--- Begin INFORMATION SHOWN ---
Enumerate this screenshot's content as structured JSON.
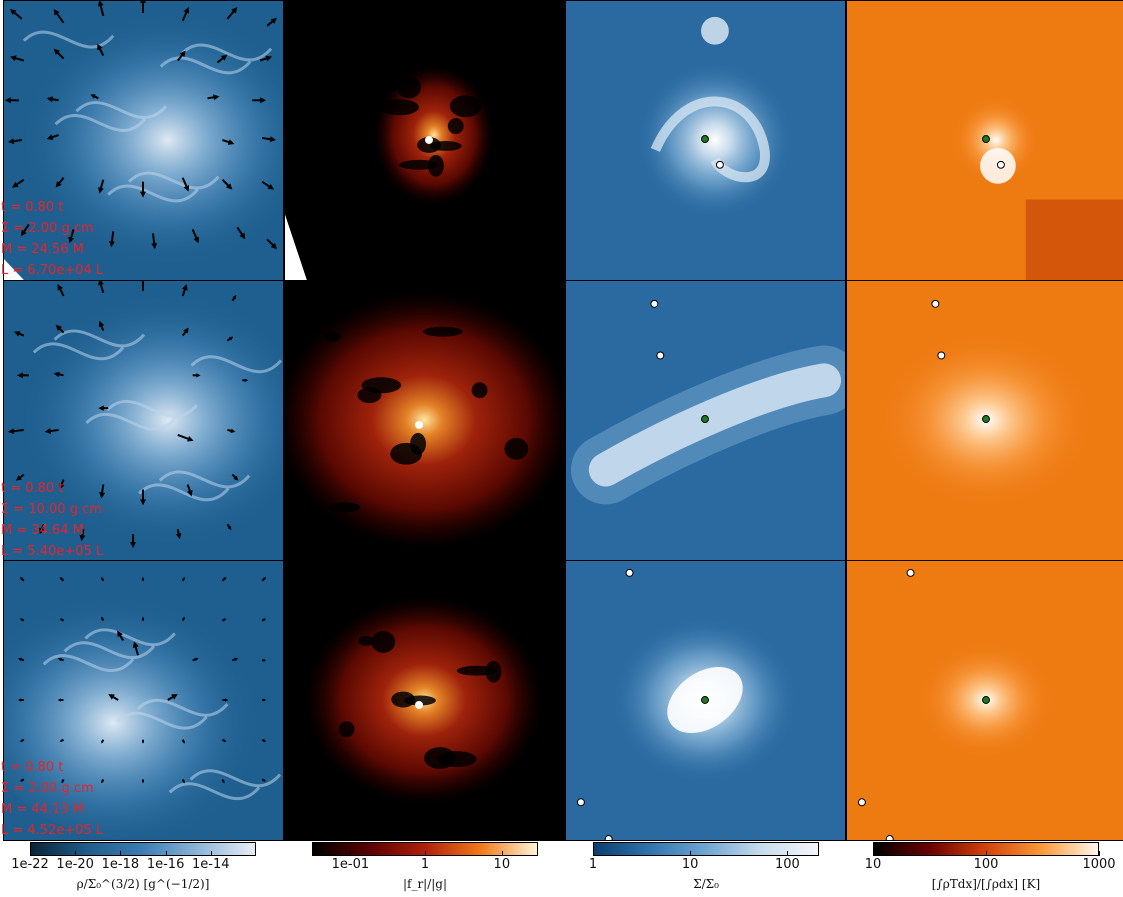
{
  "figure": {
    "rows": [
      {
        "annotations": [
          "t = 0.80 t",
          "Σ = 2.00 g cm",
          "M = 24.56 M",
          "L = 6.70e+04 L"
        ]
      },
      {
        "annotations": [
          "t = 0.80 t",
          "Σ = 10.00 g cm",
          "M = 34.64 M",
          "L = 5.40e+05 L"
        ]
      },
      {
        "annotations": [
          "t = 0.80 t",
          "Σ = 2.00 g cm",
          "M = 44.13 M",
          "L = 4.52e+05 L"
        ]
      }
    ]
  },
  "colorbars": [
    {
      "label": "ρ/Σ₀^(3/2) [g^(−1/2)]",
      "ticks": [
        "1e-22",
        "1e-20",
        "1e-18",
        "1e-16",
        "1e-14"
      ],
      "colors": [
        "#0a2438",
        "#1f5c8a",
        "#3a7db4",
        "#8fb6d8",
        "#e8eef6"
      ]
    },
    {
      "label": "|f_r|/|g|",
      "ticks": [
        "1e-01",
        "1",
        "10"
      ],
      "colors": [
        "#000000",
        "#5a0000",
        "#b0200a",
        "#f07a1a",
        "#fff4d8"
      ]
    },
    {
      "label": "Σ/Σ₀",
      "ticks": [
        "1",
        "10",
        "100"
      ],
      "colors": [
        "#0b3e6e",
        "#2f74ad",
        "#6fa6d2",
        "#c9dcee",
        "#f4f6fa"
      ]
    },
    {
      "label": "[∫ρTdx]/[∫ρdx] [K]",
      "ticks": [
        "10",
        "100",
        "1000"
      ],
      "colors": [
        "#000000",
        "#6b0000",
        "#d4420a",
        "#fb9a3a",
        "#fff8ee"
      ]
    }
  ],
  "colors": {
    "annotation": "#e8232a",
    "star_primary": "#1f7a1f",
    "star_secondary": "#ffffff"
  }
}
--- End INFORMATION SHOWN ---
TO DO: Return all of the data exactly as written, and drop the pictures.

SOLUTION FOR THIS TASK:
Enumerate this screenshot's content as structured JSON.
{
  "figure": {
    "rows": [
      {
        "annotations": [
          "t = 0.80 t",
          "Σ = 2.00 g cm",
          "M = 24.56 M",
          "L = 6.70e+04 L"
        ]
      },
      {
        "annotations": [
          "t = 0.80 t",
          "Σ = 10.00 g cm",
          "M = 34.64 M",
          "L = 5.40e+05 L"
        ]
      },
      {
        "annotations": [
          "t = 0.80 t",
          "Σ = 2.00 g cm",
          "M = 44.13 M",
          "L = 4.52e+05 L"
        ]
      }
    ]
  },
  "colorbars": [
    {
      "label": "ρ/Σ₀^(3/2) [g^(−1/2)]",
      "ticks": [
        "1e-22",
        "1e-20",
        "1e-18",
        "1e-16",
        "1e-14"
      ],
      "colors": [
        "#0a2438",
        "#1f5c8a",
        "#3a7db4",
        "#8fb6d8",
        "#e8eef6"
      ]
    },
    {
      "label": "|f_r|/|g|",
      "ticks": [
        "1e-01",
        "1",
        "10"
      ],
      "colors": [
        "#000000",
        "#5a0000",
        "#b0200a",
        "#f07a1a",
        "#fff4d8"
      ]
    },
    {
      "label": "Σ/Σ₀",
      "ticks": [
        "1",
        "10",
        "100"
      ],
      "colors": [
        "#0b3e6e",
        "#2f74ad",
        "#6fa6d2",
        "#c9dcee",
        "#f4f6fa"
      ]
    },
    {
      "label": "[∫ρTdx]/[∫ρdx] [K]",
      "ticks": [
        "10",
        "100",
        "1000"
      ],
      "colors": [
        "#000000",
        "#6b0000",
        "#d4420a",
        "#fb9a3a",
        "#fff8ee"
      ]
    }
  ],
  "colors": {
    "annotation": "#e8232a",
    "star_primary": "#1f7a1f",
    "star_secondary": "#ffffff"
  }
}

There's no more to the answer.